[Dataset items]
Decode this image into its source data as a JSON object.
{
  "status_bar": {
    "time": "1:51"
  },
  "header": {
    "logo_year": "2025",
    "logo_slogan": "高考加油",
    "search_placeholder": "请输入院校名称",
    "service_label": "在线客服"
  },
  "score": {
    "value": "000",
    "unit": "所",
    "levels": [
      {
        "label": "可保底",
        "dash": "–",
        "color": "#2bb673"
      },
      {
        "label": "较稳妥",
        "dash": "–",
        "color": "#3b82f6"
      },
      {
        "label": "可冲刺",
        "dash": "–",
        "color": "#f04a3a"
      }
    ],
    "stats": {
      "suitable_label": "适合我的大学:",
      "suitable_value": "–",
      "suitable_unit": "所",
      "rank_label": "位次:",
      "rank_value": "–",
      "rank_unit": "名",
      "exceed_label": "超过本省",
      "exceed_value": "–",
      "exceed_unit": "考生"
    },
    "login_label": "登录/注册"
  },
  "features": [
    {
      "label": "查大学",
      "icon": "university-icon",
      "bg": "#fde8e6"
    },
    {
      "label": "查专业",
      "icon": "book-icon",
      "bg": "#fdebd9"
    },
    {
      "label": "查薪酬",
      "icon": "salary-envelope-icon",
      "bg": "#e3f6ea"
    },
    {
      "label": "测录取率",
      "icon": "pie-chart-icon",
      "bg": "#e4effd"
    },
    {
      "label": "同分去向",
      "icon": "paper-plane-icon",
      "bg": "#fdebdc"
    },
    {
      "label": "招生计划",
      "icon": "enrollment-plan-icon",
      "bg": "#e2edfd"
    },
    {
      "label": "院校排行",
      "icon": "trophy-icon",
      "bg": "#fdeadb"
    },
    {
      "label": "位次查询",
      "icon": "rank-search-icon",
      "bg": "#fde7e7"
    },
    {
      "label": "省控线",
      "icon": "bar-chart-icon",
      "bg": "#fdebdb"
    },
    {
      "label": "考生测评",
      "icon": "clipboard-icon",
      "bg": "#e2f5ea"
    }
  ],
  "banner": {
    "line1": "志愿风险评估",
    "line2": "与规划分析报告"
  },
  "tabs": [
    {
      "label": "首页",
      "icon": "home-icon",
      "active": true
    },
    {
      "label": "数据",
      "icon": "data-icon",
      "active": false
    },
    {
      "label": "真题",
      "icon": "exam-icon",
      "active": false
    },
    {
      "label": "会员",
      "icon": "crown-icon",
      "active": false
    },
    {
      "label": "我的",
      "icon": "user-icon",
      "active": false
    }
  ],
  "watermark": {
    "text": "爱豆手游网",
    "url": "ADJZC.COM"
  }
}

▶ _YOUR INSTRUCTIONS_
Reproduce the records above exactly as they appear.

▶ _EXERCISE OUTPUT_
Decode this image into its source data as a JSON object.
{
  "status_bar": {
    "time": "1:51"
  },
  "header": {
    "logo_year": "2025",
    "logo_slogan": "高考加油",
    "search_placeholder": "请输入院校名称",
    "service_label": "在线客服"
  },
  "score": {
    "value": "000",
    "unit": "所",
    "levels": [
      {
        "label": "可保底",
        "dash": "–",
        "color": "#2bb673"
      },
      {
        "label": "较稳妥",
        "dash": "–",
        "color": "#3b82f6"
      },
      {
        "label": "可冲刺",
        "dash": "–",
        "color": "#f04a3a"
      }
    ],
    "stats": {
      "suitable_label": "适合我的大学:",
      "suitable_value": "–",
      "suitable_unit": "所",
      "rank_label": "位次:",
      "rank_value": "–",
      "rank_unit": "名",
      "exceed_label": "超过本省",
      "exceed_value": "–",
      "exceed_unit": "考生"
    },
    "login_label": "登录/注册"
  },
  "features": [
    {
      "label": "查大学",
      "icon": "university-icon",
      "bg": "#fde8e6"
    },
    {
      "label": "查专业",
      "icon": "book-icon",
      "bg": "#fdebd9"
    },
    {
      "label": "查薪酬",
      "icon": "salary-envelope-icon",
      "bg": "#e3f6ea"
    },
    {
      "label": "测录取率",
      "icon": "pie-chart-icon",
      "bg": "#e4effd"
    },
    {
      "label": "同分去向",
      "icon": "paper-plane-icon",
      "bg": "#fdebdc"
    },
    {
      "label": "招生计划",
      "icon": "enrollment-plan-icon",
      "bg": "#e2edfd"
    },
    {
      "label": "院校排行",
      "icon": "trophy-icon",
      "bg": "#fdeadb"
    },
    {
      "label": "位次查询",
      "icon": "rank-search-icon",
      "bg": "#fde7e7"
    },
    {
      "label": "省控线",
      "icon": "bar-chart-icon",
      "bg": "#fdebdb"
    },
    {
      "label": "考生测评",
      "icon": "clipboard-icon",
      "bg": "#e2f5ea"
    }
  ],
  "banner": {
    "line1": "志愿风险评估",
    "line2": "与规划分析报告"
  },
  "tabs": [
    {
      "label": "首页",
      "icon": "home-icon",
      "active": true
    },
    {
      "label": "数据",
      "icon": "data-icon",
      "active": false
    },
    {
      "label": "真题",
      "icon": "exam-icon",
      "active": false
    },
    {
      "label": "会员",
      "icon": "crown-icon",
      "active": false
    },
    {
      "label": "我的",
      "icon": "user-icon",
      "active": false
    }
  ],
  "watermark": {
    "text": "爱豆手游网",
    "url": "ADJZC.COM"
  }
}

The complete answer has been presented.